Assignment: Working through the records below, count the lines that include "document". The reply is that number alone.

*** Data under study ***

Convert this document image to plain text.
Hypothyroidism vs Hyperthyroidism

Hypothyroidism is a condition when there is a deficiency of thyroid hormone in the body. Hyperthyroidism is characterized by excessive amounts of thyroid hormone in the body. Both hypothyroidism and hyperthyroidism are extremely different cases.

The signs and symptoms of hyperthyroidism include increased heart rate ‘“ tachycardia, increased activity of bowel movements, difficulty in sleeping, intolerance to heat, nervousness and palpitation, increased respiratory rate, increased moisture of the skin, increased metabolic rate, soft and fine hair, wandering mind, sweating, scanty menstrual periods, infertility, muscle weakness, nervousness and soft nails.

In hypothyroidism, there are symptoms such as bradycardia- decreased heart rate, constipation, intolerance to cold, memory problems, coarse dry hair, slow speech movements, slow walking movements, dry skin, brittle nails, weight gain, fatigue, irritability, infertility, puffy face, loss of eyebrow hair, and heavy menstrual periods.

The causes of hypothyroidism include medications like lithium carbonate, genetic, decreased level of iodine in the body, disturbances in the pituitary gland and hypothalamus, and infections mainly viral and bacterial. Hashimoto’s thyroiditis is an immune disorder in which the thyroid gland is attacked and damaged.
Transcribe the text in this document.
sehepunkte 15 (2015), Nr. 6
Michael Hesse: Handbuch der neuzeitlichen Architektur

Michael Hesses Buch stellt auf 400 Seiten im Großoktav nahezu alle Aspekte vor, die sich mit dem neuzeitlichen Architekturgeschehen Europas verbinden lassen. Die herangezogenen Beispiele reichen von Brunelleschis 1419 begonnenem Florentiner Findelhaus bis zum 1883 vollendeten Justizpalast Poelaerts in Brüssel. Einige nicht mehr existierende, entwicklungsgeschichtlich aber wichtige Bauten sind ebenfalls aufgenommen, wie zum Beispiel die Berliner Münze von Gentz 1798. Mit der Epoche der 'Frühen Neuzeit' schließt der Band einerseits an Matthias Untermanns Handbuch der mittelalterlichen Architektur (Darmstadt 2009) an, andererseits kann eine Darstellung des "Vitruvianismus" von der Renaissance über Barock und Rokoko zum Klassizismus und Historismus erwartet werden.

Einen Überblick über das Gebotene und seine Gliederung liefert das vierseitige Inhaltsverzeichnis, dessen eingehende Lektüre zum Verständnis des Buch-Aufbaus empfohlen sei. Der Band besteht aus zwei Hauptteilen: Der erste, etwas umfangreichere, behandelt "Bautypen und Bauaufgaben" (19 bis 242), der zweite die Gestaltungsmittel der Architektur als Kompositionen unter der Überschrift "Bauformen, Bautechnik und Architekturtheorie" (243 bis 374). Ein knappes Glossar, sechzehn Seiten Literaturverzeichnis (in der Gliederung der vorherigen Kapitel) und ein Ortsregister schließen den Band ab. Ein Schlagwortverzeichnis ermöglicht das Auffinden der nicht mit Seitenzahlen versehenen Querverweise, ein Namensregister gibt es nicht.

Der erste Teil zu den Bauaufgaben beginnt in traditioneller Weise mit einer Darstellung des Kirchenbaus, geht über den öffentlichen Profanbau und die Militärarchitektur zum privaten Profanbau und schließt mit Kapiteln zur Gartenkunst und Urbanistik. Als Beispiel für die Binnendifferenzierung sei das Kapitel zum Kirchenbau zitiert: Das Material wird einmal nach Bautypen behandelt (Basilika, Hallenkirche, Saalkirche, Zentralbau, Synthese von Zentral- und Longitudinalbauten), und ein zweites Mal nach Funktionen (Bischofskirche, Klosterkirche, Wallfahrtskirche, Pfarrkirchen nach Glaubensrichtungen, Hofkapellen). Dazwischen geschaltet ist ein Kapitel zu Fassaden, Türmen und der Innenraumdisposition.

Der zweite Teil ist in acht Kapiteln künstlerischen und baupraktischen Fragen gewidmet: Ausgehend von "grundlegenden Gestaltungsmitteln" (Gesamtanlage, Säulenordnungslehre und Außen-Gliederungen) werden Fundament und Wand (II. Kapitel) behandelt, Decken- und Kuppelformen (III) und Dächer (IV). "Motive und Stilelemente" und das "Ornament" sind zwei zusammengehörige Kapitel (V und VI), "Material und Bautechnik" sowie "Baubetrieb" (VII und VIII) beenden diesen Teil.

***

Task solution: 2